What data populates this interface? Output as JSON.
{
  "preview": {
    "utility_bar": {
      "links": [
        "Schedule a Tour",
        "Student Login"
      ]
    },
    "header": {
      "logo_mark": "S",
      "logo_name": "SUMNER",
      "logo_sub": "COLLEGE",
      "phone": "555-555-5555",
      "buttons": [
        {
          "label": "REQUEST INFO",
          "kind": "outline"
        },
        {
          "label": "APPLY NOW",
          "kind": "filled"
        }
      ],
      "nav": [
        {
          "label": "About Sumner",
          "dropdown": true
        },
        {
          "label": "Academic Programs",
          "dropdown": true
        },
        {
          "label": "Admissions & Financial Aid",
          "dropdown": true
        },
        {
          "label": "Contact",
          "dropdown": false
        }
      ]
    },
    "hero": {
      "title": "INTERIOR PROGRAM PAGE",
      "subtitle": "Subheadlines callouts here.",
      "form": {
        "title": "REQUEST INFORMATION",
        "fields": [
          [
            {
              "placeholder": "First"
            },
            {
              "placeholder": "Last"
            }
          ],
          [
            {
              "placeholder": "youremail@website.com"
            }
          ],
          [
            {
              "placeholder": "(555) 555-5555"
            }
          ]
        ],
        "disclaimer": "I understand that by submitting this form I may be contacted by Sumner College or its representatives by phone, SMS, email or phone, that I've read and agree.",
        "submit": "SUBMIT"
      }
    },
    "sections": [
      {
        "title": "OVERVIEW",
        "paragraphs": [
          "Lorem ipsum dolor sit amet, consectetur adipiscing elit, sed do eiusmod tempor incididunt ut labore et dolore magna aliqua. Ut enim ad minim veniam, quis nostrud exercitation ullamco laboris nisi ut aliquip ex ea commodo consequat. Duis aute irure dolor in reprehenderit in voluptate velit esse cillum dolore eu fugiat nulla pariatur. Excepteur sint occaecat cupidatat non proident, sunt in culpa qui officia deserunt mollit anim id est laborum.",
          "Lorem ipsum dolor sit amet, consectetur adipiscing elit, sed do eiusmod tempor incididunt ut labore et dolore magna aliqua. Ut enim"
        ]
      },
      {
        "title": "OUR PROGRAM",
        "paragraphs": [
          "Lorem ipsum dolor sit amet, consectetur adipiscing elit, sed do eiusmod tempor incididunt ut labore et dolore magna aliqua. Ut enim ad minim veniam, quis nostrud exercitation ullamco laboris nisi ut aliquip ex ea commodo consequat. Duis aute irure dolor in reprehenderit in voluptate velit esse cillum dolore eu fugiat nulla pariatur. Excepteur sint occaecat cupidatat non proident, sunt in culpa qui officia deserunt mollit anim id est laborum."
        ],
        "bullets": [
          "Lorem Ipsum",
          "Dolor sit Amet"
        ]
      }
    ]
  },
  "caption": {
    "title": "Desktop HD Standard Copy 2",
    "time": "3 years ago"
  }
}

────────────────────

> Aim of the exercise
Collect each line holding the string "officia".

> Task response
          "Lorem ipsum dolor sit amet, consectetur adipiscing elit, sed do eiusmod tempor incididunt ut labore et dolore magna aliqua. Ut enim ad minim veniam, quis nostrud exercitation ullamco laboris nisi ut aliquip ex ea commodo consequat. Duis aute irure dolor in reprehenderit in voluptate velit esse cillum dolore eu fugiat nulla pariatur. Excepteur sint occaecat cupidatat non proident, sunt in culpa qui officia deserunt mollit anim id est laborum.",
          "Lorem ipsum dolor sit amet, consectetur adipiscing elit, sed do eiusmod tempor incididunt ut labore et dolore magna aliqua. Ut enim ad minim veniam, quis nostrud exercitation ullamco laboris nisi ut aliquip ex ea commodo consequat. Duis aute irure dolor in reprehenderit in voluptate velit esse cillum dolore eu fugiat nulla pariatur. Excepteur sint occaecat cupidatat non proident, sunt in culpa qui officia deserunt mollit anim id est laborum."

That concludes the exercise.